● **Dataset content**
* * * * * * *
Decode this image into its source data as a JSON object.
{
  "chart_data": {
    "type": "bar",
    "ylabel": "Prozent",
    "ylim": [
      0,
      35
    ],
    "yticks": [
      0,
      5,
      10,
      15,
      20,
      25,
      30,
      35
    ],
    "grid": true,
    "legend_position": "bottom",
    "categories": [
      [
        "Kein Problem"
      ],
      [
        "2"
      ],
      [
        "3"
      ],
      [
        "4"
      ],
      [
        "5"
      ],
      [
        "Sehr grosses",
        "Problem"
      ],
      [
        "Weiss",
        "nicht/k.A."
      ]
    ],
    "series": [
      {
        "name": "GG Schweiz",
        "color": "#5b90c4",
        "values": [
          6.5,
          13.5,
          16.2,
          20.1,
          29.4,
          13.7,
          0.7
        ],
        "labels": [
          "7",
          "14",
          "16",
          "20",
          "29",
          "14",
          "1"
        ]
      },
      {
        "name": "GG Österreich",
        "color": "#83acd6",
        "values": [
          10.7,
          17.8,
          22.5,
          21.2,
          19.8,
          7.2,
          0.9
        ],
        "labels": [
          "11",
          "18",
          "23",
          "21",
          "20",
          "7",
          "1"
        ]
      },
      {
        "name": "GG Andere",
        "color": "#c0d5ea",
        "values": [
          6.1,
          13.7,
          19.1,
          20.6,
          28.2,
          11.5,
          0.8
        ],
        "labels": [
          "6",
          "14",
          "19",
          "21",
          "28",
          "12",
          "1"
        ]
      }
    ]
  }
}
* * * * * * *
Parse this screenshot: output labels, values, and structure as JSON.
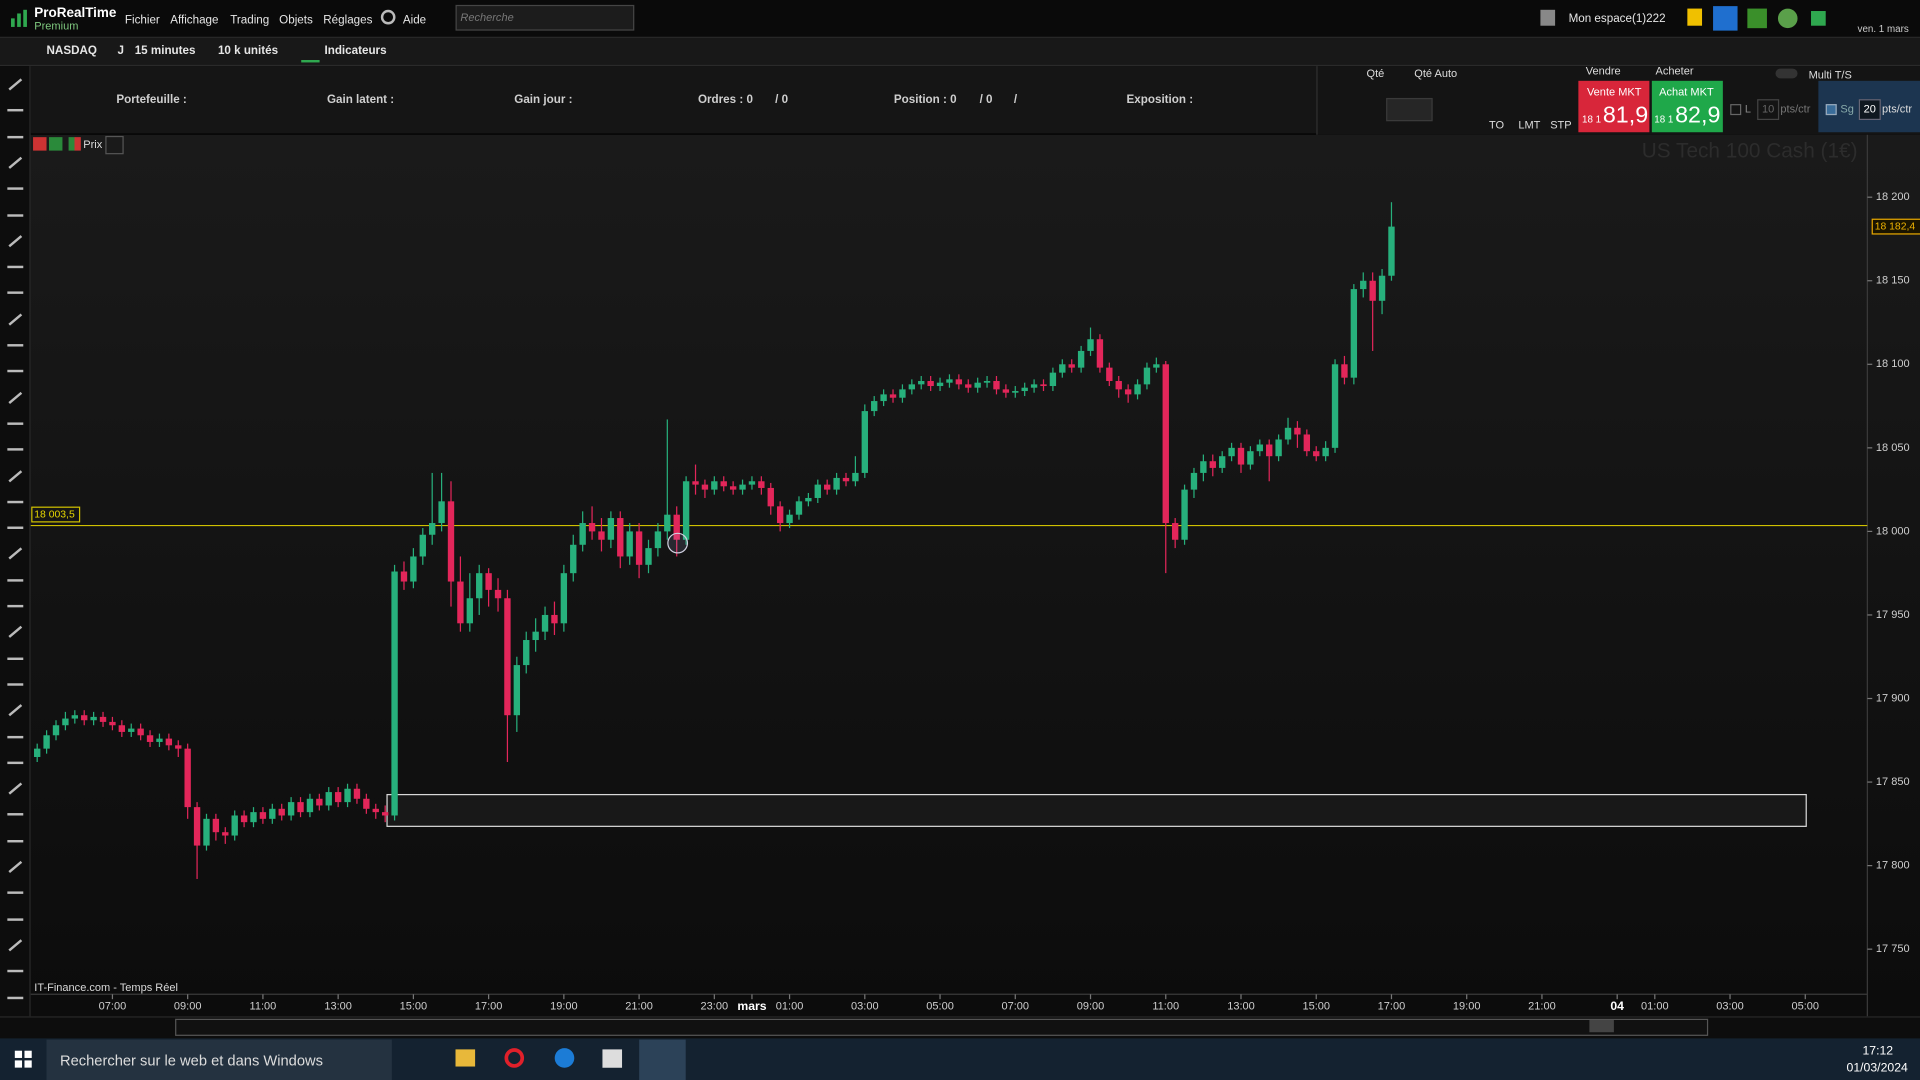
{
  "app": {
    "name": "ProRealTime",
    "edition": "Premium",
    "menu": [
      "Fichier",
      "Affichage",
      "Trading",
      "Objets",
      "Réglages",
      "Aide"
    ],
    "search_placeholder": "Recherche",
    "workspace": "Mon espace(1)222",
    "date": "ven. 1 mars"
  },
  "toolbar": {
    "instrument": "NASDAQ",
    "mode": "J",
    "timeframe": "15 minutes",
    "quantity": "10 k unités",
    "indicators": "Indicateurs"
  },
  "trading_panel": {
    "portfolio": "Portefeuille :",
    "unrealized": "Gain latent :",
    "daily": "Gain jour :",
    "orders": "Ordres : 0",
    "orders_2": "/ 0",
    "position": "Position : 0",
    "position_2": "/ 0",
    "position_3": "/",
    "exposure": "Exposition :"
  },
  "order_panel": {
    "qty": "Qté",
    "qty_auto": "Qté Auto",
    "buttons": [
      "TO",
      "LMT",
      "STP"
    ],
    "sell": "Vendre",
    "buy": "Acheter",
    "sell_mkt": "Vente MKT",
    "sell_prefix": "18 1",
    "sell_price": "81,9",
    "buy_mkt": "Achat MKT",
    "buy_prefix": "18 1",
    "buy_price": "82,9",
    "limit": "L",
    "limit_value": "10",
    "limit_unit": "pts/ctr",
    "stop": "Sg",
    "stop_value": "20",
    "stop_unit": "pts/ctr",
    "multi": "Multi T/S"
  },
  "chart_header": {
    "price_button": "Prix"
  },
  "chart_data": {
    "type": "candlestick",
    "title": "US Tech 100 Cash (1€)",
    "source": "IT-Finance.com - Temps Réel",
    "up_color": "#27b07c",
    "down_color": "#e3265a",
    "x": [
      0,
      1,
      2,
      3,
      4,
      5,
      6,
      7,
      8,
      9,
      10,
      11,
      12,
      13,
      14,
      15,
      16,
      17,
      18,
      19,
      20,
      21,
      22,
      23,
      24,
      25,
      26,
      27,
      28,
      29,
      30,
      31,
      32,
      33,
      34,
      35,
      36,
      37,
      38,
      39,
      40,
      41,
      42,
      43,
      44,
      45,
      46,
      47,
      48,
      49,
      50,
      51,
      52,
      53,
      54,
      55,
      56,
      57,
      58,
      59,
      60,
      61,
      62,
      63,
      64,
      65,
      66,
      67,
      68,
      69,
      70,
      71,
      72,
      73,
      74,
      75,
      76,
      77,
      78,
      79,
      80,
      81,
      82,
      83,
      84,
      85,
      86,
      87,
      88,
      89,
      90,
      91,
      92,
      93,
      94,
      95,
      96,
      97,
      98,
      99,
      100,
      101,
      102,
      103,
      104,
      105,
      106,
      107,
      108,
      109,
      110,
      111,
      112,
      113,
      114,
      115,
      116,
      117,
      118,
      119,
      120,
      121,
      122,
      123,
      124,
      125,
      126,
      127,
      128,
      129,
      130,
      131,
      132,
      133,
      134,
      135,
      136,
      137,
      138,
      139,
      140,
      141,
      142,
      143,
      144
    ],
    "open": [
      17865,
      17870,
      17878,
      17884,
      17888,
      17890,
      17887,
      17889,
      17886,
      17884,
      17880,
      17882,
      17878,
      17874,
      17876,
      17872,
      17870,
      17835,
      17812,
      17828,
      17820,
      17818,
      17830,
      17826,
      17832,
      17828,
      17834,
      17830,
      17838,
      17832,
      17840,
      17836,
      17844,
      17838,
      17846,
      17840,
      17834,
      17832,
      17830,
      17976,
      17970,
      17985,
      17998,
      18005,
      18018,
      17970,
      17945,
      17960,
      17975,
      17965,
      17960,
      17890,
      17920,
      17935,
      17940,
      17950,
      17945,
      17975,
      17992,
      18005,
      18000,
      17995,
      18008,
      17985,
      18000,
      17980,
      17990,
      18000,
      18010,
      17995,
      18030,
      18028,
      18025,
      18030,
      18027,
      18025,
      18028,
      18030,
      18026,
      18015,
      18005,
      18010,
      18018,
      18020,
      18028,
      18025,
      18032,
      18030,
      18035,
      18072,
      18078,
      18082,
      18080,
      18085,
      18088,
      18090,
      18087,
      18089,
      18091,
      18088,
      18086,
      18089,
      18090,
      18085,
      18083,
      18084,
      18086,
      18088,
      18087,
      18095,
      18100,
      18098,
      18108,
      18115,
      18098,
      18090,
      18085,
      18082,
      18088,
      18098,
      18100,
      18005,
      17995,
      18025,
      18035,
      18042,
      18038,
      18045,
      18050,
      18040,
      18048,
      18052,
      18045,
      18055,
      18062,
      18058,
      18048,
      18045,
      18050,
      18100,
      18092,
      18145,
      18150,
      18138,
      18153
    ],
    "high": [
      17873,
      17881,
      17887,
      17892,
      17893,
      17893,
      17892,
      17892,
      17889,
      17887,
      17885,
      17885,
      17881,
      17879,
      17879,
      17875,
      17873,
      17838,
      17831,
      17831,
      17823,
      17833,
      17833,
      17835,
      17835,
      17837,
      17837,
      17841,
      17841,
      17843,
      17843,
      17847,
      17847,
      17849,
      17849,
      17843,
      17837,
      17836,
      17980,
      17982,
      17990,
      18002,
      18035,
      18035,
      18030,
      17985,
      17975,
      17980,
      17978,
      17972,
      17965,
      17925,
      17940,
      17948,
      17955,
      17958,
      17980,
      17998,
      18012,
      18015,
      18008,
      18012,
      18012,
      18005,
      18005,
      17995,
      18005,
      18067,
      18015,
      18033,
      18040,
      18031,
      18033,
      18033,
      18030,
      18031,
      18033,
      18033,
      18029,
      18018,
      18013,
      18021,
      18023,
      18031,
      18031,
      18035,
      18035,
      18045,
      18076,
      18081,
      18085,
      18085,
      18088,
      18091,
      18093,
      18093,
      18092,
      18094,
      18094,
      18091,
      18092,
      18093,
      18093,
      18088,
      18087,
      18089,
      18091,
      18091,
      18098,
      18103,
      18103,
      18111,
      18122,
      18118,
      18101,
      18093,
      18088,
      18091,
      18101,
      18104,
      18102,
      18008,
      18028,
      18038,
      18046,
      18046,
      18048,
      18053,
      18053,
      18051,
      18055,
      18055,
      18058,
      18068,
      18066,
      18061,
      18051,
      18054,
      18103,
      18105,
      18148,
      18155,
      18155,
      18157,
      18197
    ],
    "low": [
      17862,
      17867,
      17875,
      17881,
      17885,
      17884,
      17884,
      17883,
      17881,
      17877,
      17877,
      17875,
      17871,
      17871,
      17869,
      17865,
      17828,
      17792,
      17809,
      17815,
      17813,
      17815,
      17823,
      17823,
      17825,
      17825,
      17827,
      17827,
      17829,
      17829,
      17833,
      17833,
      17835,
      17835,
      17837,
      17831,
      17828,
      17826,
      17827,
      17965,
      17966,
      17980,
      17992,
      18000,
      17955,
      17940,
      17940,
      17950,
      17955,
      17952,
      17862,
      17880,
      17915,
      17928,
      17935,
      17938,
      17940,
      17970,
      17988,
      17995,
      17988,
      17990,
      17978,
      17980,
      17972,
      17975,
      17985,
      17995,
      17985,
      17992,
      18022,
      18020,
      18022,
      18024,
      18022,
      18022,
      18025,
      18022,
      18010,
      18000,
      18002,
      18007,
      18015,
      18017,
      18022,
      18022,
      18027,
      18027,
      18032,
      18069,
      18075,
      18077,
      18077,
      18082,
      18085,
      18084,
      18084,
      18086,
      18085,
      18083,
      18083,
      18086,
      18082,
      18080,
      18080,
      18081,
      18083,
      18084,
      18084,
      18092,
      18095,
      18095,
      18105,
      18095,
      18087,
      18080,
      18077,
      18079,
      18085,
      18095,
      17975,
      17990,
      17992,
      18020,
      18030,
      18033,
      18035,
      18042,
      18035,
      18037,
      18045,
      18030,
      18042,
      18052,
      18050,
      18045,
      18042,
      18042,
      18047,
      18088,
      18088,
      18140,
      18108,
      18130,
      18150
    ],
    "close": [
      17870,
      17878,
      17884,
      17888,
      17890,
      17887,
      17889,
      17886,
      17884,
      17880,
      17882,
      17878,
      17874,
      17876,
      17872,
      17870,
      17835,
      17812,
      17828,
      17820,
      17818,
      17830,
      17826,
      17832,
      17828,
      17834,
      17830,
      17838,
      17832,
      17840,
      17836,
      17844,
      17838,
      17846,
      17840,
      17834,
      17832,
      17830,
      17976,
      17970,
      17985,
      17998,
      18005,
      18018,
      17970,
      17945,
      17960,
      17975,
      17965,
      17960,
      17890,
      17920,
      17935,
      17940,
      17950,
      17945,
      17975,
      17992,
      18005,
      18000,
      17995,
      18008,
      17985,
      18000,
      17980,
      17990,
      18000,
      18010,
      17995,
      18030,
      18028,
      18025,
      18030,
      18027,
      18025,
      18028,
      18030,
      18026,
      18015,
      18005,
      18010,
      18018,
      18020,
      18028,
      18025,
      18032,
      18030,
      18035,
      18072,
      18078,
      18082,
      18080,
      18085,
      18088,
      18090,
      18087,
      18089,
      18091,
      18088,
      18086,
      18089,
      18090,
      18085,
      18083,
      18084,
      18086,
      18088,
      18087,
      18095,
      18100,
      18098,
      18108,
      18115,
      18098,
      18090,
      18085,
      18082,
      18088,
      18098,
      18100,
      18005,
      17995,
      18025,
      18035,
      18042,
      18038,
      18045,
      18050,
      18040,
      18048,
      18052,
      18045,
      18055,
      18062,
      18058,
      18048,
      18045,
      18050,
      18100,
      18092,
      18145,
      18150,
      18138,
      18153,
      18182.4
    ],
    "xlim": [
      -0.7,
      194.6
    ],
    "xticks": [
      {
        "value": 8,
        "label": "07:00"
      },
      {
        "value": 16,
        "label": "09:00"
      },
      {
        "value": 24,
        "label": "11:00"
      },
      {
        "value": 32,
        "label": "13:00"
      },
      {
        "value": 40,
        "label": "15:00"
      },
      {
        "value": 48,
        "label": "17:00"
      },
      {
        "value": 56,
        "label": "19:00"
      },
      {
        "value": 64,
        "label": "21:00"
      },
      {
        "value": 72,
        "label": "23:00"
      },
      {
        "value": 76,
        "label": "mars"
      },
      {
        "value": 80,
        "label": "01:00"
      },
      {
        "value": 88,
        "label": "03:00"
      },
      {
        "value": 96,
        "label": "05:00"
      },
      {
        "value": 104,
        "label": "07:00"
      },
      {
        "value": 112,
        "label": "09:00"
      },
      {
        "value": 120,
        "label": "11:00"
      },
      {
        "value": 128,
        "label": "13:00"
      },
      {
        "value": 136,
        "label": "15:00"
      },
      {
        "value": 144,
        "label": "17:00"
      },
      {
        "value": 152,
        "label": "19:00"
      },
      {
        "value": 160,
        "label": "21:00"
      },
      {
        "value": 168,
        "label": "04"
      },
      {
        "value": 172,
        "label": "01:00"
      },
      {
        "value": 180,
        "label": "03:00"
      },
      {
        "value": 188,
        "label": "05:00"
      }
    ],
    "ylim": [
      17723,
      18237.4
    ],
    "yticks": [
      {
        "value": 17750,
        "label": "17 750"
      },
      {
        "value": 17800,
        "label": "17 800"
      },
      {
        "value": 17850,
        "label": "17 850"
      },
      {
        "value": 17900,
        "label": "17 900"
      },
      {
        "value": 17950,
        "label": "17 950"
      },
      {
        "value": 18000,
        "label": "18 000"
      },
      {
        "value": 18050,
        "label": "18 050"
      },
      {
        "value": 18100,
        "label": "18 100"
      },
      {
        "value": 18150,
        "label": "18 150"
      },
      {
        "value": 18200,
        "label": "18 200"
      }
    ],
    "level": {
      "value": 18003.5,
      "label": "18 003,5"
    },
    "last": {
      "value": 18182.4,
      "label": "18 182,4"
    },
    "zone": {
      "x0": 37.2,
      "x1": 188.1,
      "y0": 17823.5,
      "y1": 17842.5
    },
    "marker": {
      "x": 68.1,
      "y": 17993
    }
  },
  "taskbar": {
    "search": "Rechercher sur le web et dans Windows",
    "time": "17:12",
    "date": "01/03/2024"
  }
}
* * * * * * *
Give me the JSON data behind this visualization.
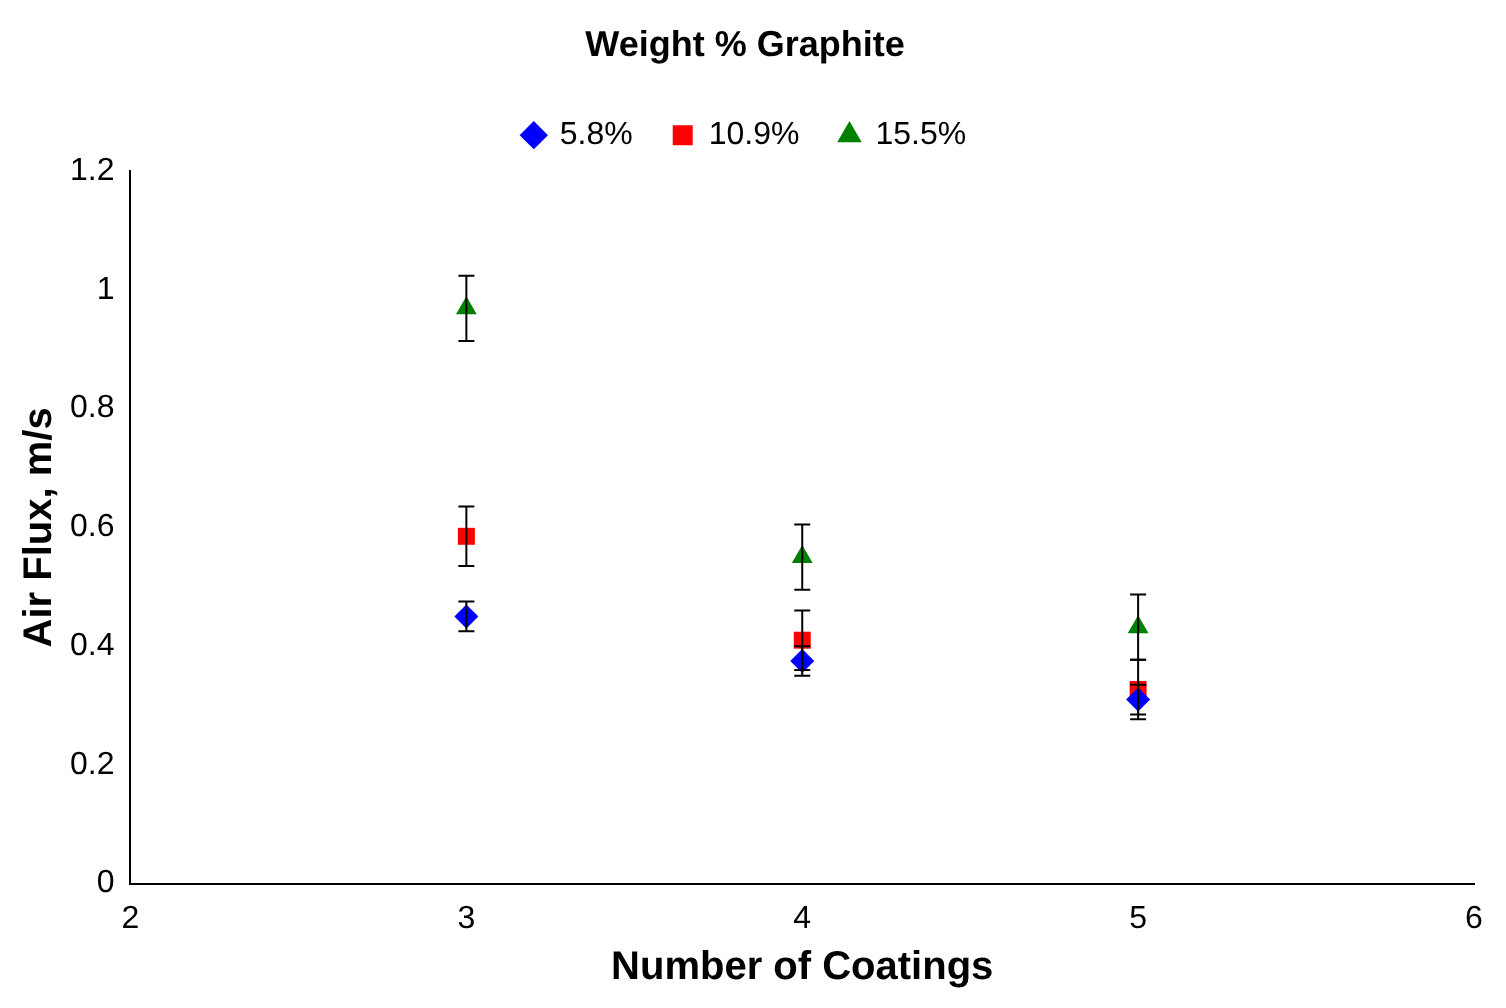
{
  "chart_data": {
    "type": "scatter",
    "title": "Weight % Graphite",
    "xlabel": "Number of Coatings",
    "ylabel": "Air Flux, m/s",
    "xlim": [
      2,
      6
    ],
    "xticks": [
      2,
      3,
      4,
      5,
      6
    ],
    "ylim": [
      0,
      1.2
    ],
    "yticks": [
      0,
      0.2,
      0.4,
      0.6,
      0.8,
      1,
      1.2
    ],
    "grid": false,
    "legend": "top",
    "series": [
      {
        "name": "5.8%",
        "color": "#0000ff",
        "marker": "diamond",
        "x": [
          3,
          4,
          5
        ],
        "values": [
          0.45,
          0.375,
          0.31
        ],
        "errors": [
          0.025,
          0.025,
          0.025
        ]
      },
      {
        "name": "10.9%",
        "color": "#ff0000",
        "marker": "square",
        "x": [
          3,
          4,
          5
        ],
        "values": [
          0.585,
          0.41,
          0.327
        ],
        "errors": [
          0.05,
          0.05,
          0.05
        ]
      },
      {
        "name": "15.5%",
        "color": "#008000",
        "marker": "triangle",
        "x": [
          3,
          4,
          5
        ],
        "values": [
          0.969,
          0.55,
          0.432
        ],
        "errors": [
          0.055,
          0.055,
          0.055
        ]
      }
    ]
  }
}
* * * * * * *
● **The request**
Of the lines in the data above, how many contain the word "source"? Give only that figure.

● **Finished exercise**
2